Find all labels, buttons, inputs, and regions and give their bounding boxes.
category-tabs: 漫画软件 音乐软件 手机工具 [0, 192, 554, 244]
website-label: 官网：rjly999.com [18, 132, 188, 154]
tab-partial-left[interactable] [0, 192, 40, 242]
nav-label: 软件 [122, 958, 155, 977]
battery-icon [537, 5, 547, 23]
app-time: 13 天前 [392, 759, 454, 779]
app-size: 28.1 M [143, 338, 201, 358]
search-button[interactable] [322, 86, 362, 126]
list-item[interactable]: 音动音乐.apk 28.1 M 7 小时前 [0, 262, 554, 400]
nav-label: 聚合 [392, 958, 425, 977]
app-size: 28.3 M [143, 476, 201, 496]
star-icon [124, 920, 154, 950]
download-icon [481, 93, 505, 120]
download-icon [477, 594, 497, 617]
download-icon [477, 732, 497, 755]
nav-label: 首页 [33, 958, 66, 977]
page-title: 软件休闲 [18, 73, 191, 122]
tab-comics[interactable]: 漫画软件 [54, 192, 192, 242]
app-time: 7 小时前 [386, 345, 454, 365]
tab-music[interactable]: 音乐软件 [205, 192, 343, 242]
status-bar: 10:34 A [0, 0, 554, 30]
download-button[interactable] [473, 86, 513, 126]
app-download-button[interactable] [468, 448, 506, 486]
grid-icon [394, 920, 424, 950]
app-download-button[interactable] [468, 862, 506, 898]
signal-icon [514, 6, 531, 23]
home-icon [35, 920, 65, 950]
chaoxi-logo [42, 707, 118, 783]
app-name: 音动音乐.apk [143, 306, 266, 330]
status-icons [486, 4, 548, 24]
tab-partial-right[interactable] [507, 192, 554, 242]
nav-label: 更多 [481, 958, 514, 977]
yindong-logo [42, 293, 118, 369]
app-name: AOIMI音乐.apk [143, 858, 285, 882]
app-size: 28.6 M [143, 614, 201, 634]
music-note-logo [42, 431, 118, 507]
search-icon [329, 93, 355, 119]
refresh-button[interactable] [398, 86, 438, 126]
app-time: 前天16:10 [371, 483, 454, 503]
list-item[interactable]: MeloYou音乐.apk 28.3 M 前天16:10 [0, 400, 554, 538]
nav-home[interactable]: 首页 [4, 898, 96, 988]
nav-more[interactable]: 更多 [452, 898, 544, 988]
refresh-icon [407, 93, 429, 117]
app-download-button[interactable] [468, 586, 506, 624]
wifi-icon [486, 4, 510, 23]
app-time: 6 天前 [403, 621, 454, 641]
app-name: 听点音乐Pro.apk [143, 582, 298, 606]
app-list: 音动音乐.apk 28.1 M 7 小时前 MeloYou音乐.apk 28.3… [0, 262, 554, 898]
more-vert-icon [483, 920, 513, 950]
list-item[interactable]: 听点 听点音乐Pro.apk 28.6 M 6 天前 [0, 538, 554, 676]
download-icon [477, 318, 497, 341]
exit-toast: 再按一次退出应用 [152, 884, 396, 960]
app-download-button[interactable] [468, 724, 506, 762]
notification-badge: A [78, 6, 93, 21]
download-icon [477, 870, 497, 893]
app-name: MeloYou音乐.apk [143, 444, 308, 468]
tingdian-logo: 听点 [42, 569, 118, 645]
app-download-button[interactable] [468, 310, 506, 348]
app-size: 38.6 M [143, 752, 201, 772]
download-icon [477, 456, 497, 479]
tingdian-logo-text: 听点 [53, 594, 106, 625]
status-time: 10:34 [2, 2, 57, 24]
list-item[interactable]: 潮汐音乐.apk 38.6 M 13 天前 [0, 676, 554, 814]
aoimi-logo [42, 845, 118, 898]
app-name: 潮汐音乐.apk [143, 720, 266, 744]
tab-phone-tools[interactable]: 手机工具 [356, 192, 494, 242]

---------------

**Instructions for the task:**
Rewrite the lines above, starting at the first line and ending at the line containing "nav-more[interactable]: 更多 [452, 898, 544, 988]", with every "nav-label" changed to "nav-caption" and everything else left as it is.

**Answer to this task:**
Find all labels, buttons, inputs, and regions and give their bounding boxes.
category-tabs: 漫画软件 音乐软件 手机工具 [0, 192, 554, 244]
website-label: 官网：rjly999.com [18, 132, 188, 154]
tab-partial-left[interactable] [0, 192, 40, 242]
nav-caption: 软件 [122, 958, 155, 977]
battery-icon [537, 5, 547, 23]
app-time: 13 天前 [392, 759, 454, 779]
app-size: 28.1 M [143, 338, 201, 358]
search-button[interactable] [322, 86, 362, 126]
list-item[interactable]: 音动音乐.apk 28.1 M 7 小时前 [0, 262, 554, 400]
nav-caption: 聚合 [392, 958, 425, 977]
app-size: 28.3 M [143, 476, 201, 496]
star-icon [124, 920, 154, 950]
download-icon [481, 93, 505, 120]
download-icon [477, 594, 497, 617]
download-icon [477, 732, 497, 755]
nav-caption: 首页 [33, 958, 66, 977]
page-title: 软件休闲 [18, 73, 191, 122]
tab-comics[interactable]: 漫画软件 [54, 192, 192, 242]
app-time: 7 小时前 [386, 345, 454, 365]
tab-music[interactable]: 音乐软件 [205, 192, 343, 242]
status-bar: 10:34 A [0, 0, 554, 30]
download-button[interactable] [473, 86, 513, 126]
app-download-button[interactable] [468, 448, 506, 486]
grid-icon [394, 920, 424, 950]
app-download-button[interactable] [468, 862, 506, 898]
signal-icon [514, 6, 531, 23]
home-icon [35, 920, 65, 950]
chaoxi-logo [42, 707, 118, 783]
app-name: 音动音乐.apk [143, 306, 266, 330]
status-icons [486, 4, 548, 24]
tab-partial-right[interactable] [507, 192, 554, 242]
nav-caption: 更多 [481, 958, 514, 977]
yindong-logo [42, 293, 118, 369]
app-name: AOIMI音乐.apk [143, 858, 285, 882]
app-size: 28.6 M [143, 614, 201, 634]
music-note-logo [42, 431, 118, 507]
search-icon [329, 93, 355, 119]
refresh-button[interactable] [398, 86, 438, 126]
app-time: 前天16:10 [371, 483, 454, 503]
list-item[interactable]: MeloYou音乐.apk 28.3 M 前天16:10 [0, 400, 554, 538]
nav-home[interactable]: 首页 [4, 898, 96, 988]
nav-more[interactable]: 更多 [452, 898, 544, 988]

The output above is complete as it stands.